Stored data
···
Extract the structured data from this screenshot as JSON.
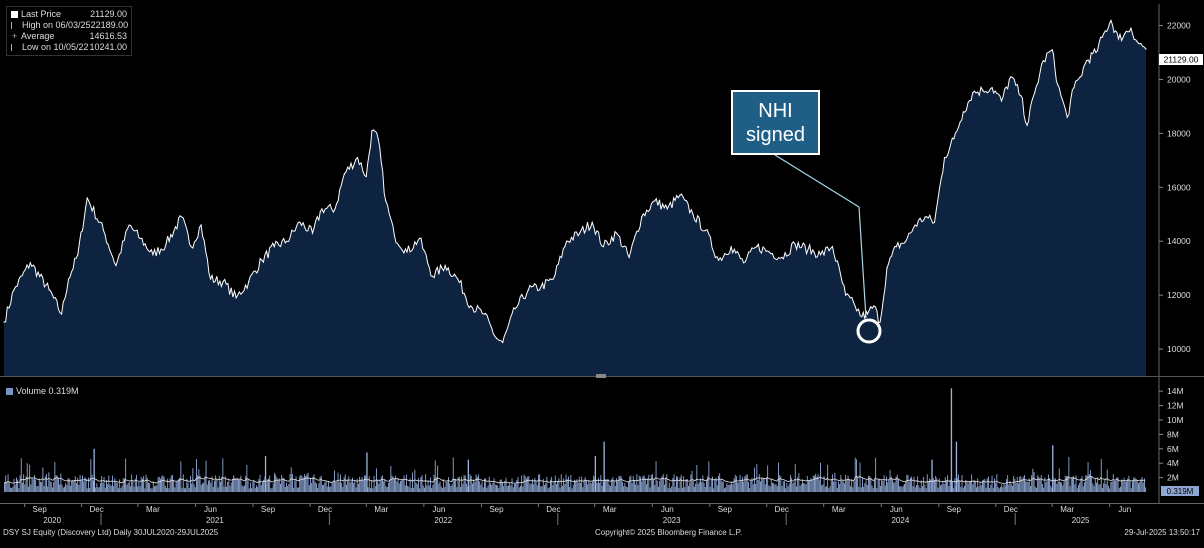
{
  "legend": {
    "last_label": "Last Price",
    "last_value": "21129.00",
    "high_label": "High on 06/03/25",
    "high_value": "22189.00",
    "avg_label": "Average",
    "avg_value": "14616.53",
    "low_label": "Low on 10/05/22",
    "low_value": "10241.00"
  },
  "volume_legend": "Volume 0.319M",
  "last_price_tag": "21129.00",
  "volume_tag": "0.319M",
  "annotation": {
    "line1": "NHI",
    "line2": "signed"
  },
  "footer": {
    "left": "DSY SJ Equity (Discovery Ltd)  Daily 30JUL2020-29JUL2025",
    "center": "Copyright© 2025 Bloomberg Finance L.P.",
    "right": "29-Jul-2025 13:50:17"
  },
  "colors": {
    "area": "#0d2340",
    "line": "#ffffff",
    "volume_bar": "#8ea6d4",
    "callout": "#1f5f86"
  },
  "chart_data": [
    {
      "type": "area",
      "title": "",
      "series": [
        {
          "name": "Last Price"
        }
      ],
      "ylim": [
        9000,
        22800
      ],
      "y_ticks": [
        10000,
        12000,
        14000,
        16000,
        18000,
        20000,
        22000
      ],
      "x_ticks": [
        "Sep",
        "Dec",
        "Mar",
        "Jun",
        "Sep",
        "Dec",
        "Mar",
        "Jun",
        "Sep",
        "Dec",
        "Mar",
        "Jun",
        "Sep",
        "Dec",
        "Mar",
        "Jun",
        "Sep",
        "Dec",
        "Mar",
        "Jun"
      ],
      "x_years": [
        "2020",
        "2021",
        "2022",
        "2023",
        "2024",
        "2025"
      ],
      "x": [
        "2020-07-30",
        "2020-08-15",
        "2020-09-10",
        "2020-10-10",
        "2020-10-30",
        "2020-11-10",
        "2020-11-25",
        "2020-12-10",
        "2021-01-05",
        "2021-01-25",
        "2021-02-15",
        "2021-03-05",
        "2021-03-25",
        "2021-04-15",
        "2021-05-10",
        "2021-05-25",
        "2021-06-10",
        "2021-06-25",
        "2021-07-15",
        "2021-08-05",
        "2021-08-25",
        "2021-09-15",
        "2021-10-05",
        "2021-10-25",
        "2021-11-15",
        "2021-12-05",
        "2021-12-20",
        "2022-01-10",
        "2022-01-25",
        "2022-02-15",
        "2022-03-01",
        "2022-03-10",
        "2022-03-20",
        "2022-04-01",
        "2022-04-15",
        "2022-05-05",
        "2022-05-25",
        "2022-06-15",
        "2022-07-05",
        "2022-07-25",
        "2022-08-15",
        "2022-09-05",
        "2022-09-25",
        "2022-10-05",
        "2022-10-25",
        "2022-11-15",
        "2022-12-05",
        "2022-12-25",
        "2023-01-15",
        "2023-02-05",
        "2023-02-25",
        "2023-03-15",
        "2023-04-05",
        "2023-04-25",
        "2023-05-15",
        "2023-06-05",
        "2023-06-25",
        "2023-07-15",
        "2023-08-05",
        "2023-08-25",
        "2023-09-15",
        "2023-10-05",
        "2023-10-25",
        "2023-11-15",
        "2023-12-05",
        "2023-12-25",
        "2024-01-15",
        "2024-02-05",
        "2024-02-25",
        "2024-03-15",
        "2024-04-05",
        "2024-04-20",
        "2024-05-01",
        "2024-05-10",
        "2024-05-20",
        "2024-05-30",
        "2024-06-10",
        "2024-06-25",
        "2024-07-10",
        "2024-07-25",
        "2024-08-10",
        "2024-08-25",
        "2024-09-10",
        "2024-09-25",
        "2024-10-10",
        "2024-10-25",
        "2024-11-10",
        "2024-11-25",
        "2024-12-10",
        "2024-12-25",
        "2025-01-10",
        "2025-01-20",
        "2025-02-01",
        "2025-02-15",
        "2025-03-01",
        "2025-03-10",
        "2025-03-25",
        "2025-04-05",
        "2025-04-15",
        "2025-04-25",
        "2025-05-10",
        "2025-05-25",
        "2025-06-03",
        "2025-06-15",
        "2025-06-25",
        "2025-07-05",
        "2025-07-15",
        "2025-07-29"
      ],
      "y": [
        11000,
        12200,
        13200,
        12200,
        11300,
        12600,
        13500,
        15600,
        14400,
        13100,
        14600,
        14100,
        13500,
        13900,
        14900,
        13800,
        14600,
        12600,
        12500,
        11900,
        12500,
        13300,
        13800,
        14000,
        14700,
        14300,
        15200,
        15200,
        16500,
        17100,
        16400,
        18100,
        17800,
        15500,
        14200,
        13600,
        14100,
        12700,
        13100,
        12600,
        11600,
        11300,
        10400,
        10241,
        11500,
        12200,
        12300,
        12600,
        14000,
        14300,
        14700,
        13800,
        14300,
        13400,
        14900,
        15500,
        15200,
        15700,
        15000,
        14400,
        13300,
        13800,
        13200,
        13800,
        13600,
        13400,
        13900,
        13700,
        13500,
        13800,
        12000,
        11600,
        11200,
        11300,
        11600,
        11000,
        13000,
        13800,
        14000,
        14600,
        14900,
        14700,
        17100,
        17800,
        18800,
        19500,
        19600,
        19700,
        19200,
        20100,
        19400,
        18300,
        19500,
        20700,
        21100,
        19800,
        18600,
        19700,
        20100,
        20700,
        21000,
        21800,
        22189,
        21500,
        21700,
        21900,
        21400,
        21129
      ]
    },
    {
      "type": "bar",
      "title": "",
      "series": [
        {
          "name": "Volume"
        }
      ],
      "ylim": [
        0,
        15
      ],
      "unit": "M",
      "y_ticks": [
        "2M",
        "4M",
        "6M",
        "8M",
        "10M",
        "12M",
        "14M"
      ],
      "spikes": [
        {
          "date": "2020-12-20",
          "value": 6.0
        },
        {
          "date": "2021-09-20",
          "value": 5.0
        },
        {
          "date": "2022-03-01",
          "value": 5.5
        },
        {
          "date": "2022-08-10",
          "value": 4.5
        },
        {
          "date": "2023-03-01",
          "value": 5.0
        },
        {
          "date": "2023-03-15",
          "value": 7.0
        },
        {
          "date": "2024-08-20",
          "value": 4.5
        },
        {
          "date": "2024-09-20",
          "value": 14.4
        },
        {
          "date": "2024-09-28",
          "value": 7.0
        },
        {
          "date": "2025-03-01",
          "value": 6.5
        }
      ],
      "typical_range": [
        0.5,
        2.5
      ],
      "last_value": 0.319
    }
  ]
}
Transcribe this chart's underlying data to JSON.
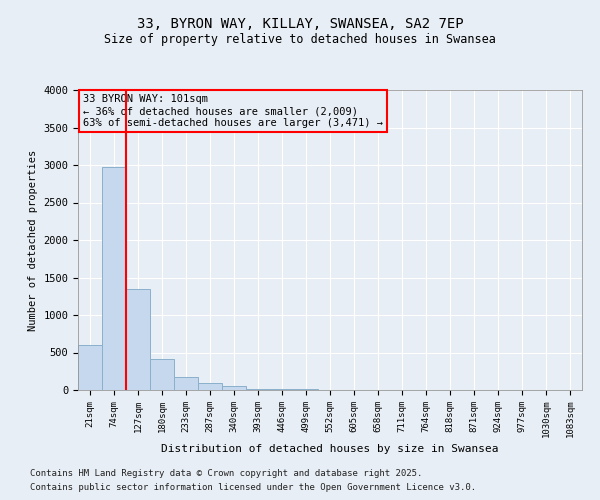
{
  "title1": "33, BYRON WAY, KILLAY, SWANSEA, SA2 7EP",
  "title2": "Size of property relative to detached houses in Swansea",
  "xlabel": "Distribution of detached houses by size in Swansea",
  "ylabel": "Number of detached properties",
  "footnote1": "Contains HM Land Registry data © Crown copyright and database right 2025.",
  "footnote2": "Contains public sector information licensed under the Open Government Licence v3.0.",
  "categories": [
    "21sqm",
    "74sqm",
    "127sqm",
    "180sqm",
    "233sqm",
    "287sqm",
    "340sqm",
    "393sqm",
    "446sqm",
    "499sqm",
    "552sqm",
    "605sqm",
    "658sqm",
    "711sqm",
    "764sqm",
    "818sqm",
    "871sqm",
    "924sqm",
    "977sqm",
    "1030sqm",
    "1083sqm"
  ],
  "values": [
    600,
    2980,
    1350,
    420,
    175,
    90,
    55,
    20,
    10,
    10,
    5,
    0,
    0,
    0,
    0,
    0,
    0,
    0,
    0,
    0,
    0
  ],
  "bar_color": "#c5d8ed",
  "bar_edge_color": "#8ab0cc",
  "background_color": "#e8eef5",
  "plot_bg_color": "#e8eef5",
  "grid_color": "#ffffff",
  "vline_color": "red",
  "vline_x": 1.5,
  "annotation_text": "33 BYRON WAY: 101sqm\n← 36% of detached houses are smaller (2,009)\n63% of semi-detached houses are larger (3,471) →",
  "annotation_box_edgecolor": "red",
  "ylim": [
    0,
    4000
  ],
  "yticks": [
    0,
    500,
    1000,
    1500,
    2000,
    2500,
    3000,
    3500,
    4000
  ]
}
···
Return each line in the records that holds the string "JSON".

The reply
Extract the structured data from this screenshot as JSON.
Transcribe this chart's underlying data to JSON.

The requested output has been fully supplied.